RECORDS TO PROCESS.
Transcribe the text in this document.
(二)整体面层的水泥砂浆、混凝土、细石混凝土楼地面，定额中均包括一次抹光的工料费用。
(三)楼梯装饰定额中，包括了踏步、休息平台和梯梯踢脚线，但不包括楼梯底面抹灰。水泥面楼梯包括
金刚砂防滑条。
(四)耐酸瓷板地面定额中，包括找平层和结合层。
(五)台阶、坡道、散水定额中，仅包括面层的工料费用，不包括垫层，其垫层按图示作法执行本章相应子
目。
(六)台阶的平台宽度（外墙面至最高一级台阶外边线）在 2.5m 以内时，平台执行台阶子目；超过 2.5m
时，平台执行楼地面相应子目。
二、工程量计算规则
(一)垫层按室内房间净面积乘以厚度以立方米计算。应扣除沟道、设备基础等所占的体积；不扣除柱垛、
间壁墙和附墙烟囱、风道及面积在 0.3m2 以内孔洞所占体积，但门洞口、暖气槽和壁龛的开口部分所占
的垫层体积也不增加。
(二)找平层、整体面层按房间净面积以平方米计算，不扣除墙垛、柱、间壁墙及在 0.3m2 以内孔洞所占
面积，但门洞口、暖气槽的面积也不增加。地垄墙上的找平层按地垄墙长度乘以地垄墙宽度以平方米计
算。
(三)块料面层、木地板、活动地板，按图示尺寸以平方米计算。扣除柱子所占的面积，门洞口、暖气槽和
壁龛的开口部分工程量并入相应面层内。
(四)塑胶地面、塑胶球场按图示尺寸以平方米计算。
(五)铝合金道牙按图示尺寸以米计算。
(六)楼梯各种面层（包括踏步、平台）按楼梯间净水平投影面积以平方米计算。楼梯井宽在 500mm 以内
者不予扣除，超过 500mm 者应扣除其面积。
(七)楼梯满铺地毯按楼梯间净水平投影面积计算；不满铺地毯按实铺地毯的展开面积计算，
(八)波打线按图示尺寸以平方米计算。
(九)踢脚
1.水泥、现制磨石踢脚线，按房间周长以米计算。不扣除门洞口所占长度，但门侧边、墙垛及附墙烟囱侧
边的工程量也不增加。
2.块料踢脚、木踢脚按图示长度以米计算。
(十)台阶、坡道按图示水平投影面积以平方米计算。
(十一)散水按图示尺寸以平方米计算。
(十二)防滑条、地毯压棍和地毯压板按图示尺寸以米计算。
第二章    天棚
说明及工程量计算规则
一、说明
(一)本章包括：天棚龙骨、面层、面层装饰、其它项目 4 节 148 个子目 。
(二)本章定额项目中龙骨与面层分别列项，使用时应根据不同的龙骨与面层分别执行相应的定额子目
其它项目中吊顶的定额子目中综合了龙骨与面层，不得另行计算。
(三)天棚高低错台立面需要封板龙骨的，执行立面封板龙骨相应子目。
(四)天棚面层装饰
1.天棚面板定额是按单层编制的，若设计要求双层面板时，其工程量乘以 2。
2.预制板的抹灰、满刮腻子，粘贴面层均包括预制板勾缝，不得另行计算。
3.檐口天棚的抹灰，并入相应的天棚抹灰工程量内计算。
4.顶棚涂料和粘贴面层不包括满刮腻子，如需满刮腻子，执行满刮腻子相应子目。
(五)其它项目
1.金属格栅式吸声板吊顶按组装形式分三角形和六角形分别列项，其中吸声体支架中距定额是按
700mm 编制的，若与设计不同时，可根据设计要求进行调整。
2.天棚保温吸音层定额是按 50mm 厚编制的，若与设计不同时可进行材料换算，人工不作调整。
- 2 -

GIVEN INSTRUCTION. Write out the records shown above, exactly as they appear.

ANSWER TO THIS EXERCISE.
Transcribe the text in this document.
(二)整体面层的水泥砂浆、混凝土、细石混凝土楼地面，定额中均包括一次抹光的工料费用。
(三)楼梯装饰定额中，包括了踏步、休息平台和梯梯踢脚线，但不包括楼梯底面抹灰。水泥面楼梯包括
金刚砂防滑条。
(四)耐酸瓷板地面定额中，包括找平层和结合层。
(五)台阶、坡道、散水定额中，仅包括面层的工料费用，不包括垫层，其垫层按图示作法执行本章相应子
目。
(六)台阶的平台宽度（外墙面至最高一级台阶外边线）在 2.5m 以内时，平台执行台阶子目；超过 2.5m
时，平台执行楼地面相应子目。
二、工程量计算规则
(一)垫层按室内房间净面积乘以厚度以立方米计算。应扣除沟道、设备基础等所占的体积；不扣除柱垛、
间壁墙和附墙烟囱、风道及面积在 0.3m2 以内孔洞所占体积，但门洞口、暖气槽和壁龛的开口部分所占
的垫层体积也不增加。
(二)找平层、整体面层按房间净面积以平方米计算，不扣除墙垛、柱、间壁墙及在 0.3m2 以内孔洞所占
面积，但门洞口、暖气槽的面积也不增加。地垄墙上的找平层按地垄墙长度乘以地垄墙宽度以平方米计
算。
(三)块料面层、木地板、活动地板，按图示尺寸以平方米计算。扣除柱子所占的面积，门洞口、暖气槽和
壁龛的开口部分工程量并入相应面层内。
(四)塑胶地面、塑胶球场按图示尺寸以平方米计算。
(五)铝合金道牙按图示尺寸以米计算。
(六)楼梯各种面层（包括踏步、平台）按楼梯间净水平投影面积以平方米计算。楼梯井宽在 500mm 以内
者不予扣除，超过 500mm 者应扣除其面积。
(七)楼梯满铺地毯按楼梯间净水平投影面积计算；不满铺地毯按实铺地毯的展开面积计算，
(八)波打线按图示尺寸以平方米计算。
(九)踢脚
1.水泥、现制磨石踢脚线，按房间周长以米计算。不扣除门洞口所占长度，但门侧边、墙垛及附墙烟囱侧
边的工程量也不增加。
2.块料踢脚、木踢脚按图示长度以米计算。
(十)台阶、坡道按图示水平投影面积以平方米计算。
(十一)散水按图示尺寸以平方米计算。
(十二)防滑条、地毯压棍和地毯压板按图示尺寸以米计算。
第二章    天棚
说明及工程量计算规则
一、说明
(一)本章包括：天棚龙骨、面层、面层装饰、其它项目 4 节 148 个子目 。
(二)本章定额项目中龙骨与面层分别列项，使用时应根据不同的龙骨与面层分别执行相应的定额子目
其它项目中吊顶的定额子目中综合了龙骨与面层，不得另行计算。
(三)天棚高低错台立面需要封板龙骨的，执行立面封板龙骨相应子目。
(四)天棚面层装饰
1.天棚面板定额是按单层编制的，若设计要求双层面板时，其工程量乘以 2。
2.预制板的抹灰、满刮腻子，粘贴面层均包括预制板勾缝，不得另行计算。
3.檐口天棚的抹灰，并入相应的天棚抹灰工程量内计算。
4.顶棚涂料和粘贴面层不包括满刮腻子，如需满刮腻子，执行满刮腻子相应子目。
(五)其它项目
1.金属格栅式吸声板吊顶按组装形式分三角形和六角形分别列项，其中吸声体支架中距定额是按
700mm 编制的，若与设计不同时，可根据设计要求进行调整。
2.天棚保温吸音层定额是按 50mm 厚编制的，若与设计不同时可进行材料换算，人工不作调整。
- 2 -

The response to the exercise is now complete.